* **PROMPT**: Copy the data exactly as it appears, and do not include any pictures.

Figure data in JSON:
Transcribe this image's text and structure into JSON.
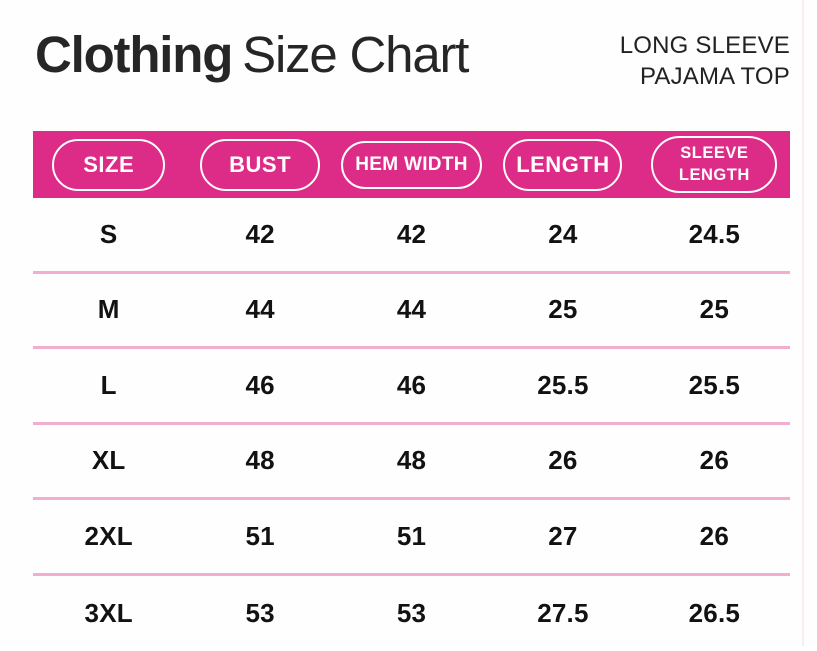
{
  "header": {
    "title_primary": "Clothing",
    "title_secondary": "Size Chart",
    "product_line1": "LONG SLEEVE",
    "product_line2": "PAJAMA TOP"
  },
  "colors": {
    "header_band_pink": "#dd2c87",
    "row_divider_pink": "#f2aece",
    "pill_outline": "#ffffff",
    "text_dark": "#1c1c1c"
  },
  "table": {
    "columns": [
      "SIZE",
      "BUST",
      "HEM WIDTH",
      "LENGTH",
      "SLEEVE LENGTH"
    ],
    "rows": [
      [
        "S",
        "42",
        "42",
        "24",
        "24.5"
      ],
      [
        "M",
        "44",
        "44",
        "25",
        "25"
      ],
      [
        "L",
        "46",
        "46",
        "25.5",
        "25.5"
      ],
      [
        "XL",
        "48",
        "48",
        "26",
        "26"
      ],
      [
        "2XL",
        "51",
        "51",
        "27",
        "26"
      ],
      [
        "3XL",
        "53",
        "53",
        "27.5",
        "26.5"
      ]
    ]
  },
  "chart_data": {
    "type": "table",
    "title": "Clothing Size Chart",
    "subtitle": "LONG SLEEVE PAJAMA TOP",
    "columns": [
      "SIZE",
      "BUST",
      "HEM WIDTH",
      "LENGTH",
      "SLEEVE LENGTH"
    ],
    "rows": [
      [
        "S",
        42,
        42,
        24,
        24.5
      ],
      [
        "M",
        44,
        44,
        25,
        25
      ],
      [
        "L",
        46,
        46,
        25.5,
        25.5
      ],
      [
        "XL",
        48,
        48,
        26,
        26
      ],
      [
        "2XL",
        51,
        51,
        27,
        26
      ],
      [
        "3XL",
        53,
        53,
        27.5,
        26.5
      ]
    ],
    "layout": {
      "header_style": "pink band with white outlined pill labels",
      "row_separators": "light pink horizontal rules",
      "grid": "horizontal only"
    }
  }
}
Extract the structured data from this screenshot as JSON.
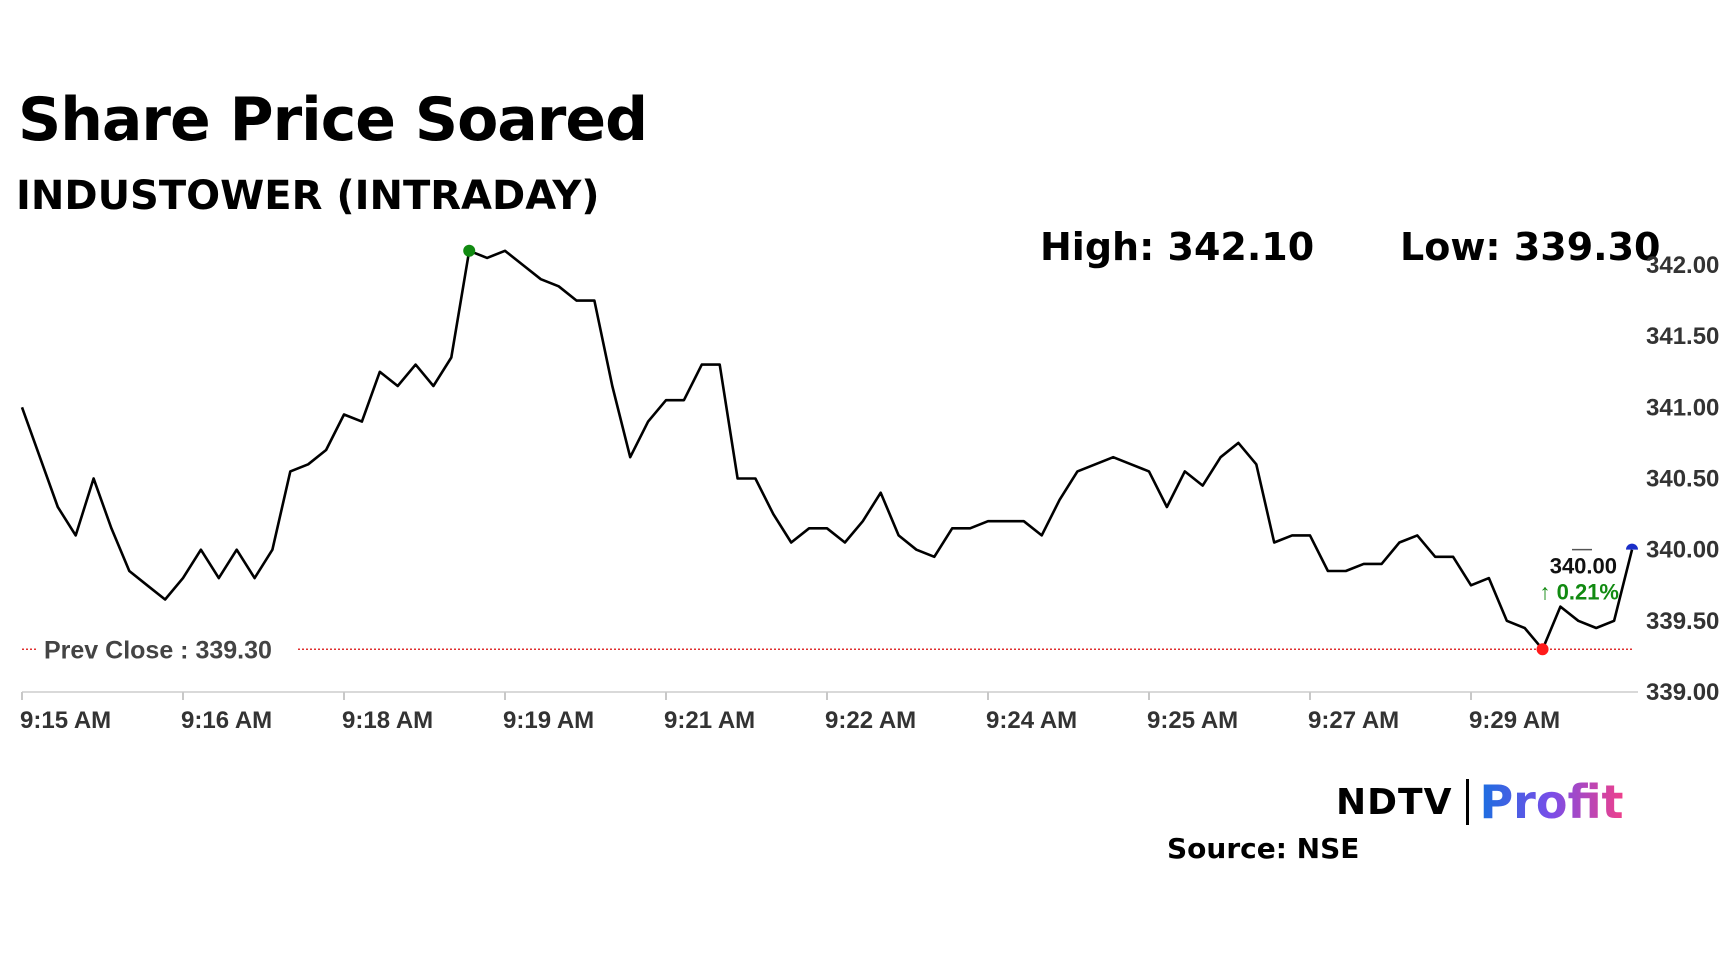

* **SOLUTION TO THE PROBLEM**:
Transcribe this image's text and structure into JSON.
{
  "header": {
    "title_primary": "Clothing",
    "title_secondary": "Size Chart",
    "product_line1": "LONG SLEEVE",
    "product_line2": "PAJAMA TOP"
  },
  "colors": {
    "header_band_pink": "#dd2c87",
    "row_divider_pink": "#f2aece",
    "pill_outline": "#ffffff",
    "text_dark": "#1c1c1c"
  },
  "table": {
    "columns": [
      "SIZE",
      "BUST",
      "HEM WIDTH",
      "LENGTH",
      "SLEEVE LENGTH"
    ],
    "rows": [
      [
        "S",
        "42",
        "42",
        "24",
        "24.5"
      ],
      [
        "M",
        "44",
        "44",
        "25",
        "25"
      ],
      [
        "L",
        "46",
        "46",
        "25.5",
        "25.5"
      ],
      [
        "XL",
        "48",
        "48",
        "26",
        "26"
      ],
      [
        "2XL",
        "51",
        "51",
        "27",
        "26"
      ],
      [
        "3XL",
        "53",
        "53",
        "27.5",
        "26.5"
      ]
    ]
  },
  "chart_data": {
    "type": "table",
    "title": "Clothing Size Chart",
    "subtitle": "LONG SLEEVE PAJAMA TOP",
    "columns": [
      "SIZE",
      "BUST",
      "HEM WIDTH",
      "LENGTH",
      "SLEEVE LENGTH"
    ],
    "rows": [
      [
        "S",
        42,
        42,
        24,
        24.5
      ],
      [
        "M",
        44,
        44,
        25,
        25
      ],
      [
        "L",
        46,
        46,
        25.5,
        25.5
      ],
      [
        "XL",
        48,
        48,
        26,
        26
      ],
      [
        "2XL",
        51,
        51,
        27,
        26
      ],
      [
        "3XL",
        53,
        53,
        27.5,
        26.5
      ]
    ],
    "layout": {
      "header_style": "pink band with white outlined pill labels",
      "row_separators": "light pink horizontal rules",
      "grid": "horizontal only"
    }
  }
}
Extract the structured data from this screenshot as JSON.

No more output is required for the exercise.